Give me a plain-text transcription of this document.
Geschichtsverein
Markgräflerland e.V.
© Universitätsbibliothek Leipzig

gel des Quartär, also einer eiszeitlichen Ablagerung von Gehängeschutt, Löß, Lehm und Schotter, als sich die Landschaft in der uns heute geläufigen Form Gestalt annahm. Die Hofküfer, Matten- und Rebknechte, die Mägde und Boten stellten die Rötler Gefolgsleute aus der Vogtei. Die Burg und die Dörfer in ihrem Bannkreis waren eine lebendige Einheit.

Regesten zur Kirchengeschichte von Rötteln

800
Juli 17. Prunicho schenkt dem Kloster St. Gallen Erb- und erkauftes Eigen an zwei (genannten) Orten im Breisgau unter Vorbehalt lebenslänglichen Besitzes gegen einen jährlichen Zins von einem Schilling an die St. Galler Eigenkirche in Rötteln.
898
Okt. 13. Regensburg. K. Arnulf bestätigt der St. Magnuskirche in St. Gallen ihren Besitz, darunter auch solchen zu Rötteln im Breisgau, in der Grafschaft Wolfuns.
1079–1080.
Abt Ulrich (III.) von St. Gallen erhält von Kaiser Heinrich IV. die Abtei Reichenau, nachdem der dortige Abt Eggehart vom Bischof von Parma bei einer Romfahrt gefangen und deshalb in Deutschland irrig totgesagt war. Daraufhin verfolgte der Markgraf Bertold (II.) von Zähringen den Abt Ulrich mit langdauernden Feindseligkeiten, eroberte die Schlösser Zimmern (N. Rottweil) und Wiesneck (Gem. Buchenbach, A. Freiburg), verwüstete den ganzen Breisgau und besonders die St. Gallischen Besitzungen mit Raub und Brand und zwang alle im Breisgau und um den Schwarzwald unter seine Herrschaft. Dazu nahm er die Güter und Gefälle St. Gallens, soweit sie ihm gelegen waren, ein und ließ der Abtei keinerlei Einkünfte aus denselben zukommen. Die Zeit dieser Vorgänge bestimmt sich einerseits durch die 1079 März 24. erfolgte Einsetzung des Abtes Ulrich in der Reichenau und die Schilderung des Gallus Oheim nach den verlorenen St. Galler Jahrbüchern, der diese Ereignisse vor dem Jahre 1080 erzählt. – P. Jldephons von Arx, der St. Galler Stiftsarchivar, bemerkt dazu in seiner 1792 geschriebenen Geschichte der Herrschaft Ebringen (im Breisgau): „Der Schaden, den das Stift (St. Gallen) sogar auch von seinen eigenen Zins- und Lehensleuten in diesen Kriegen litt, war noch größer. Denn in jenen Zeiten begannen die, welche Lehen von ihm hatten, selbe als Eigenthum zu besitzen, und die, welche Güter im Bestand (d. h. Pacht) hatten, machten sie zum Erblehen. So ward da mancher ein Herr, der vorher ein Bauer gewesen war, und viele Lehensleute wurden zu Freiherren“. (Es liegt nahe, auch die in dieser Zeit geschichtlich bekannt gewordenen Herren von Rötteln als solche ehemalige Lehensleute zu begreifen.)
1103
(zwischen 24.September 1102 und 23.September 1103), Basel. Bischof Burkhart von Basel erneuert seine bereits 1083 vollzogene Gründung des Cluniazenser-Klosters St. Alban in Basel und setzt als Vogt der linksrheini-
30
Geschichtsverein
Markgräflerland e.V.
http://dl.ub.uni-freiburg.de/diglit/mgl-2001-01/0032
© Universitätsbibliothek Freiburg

» Written request:
Pull out every line of the records that includes the string "auch".

» Response to the task:
Okt. 13. Regensburg. K. Arnulf bestätigt der St. Magnuskirche in St. Gallen ihren Besitz, darunter auch solchen zu Rötteln im Breisgau, in der Grafschaft Wolfuns.
Abt Ulrich (III.) von St. Gallen erhält von Kaiser Heinrich IV. die Abtei Reichenau, nachdem der dortige Abt Eggehart vom Bischof von Parma bei einer Romfahrt gefangen und deshalb in Deutschland irrig totgesagt war. Daraufhin verfolgte der Markgraf Bertold (II.) von Zähringen den Abt Ulrich mit langdauernden Feindseligkeiten, eroberte die Schlösser Zimmern (N. Rottweil) und Wiesneck (Gem. Buchenbach, A. Freiburg), verwüstete den ganzen Breisgau und besonders die St. Gallischen Besitzungen mit Raub und Brand und zwang alle im Breisgau und um den Schwarzwald unter seine Herrschaft. Dazu nahm er die Güter und Gefälle St. Gallens, soweit sie ihm gelegen waren, ein und ließ der Abtei keinerlei Einkünfte aus denselben zukommen. Die Zeit dieser Vorgänge bestimmt sich einerseits durch die 1079 März 24. erfolgte Einsetzung des Abtes Ulrich in der Reichenau und die Schilderung des Gallus Oheim nach den verlorenen St. Galler Jahrbüchern, der diese Ereignisse vor dem Jahre 1080 erzählt. – P. Jldephons von Arx, der St. Galler Stiftsarchivar, bemerkt dazu in seiner 1792 geschriebenen Geschichte der Herrschaft Ebringen (im Breisgau): „Der Schaden, den das Stift (St. Gallen) sogar auch von seinen eigenen Zins- und Lehensleuten in diesen Kriegen litt, war noch größer. Denn in jenen Zeiten begannen die, welche Lehen von ihm hatten, selbe als Eigenthum zu besitzen, und die, welche Güter im Bestand (d. h. Pacht) hatten, machten sie zum Erblehen. So ward da mancher ein Herr, der vorher ein Bauer gewesen war, und viele Lehensleute wurden zu Freiherren“. (Es liegt nahe, auch die in dieser Zeit geschichtlich bekannt gewordenen Herren von Rötteln als solche ehemalige Lehensleute zu begreifen.)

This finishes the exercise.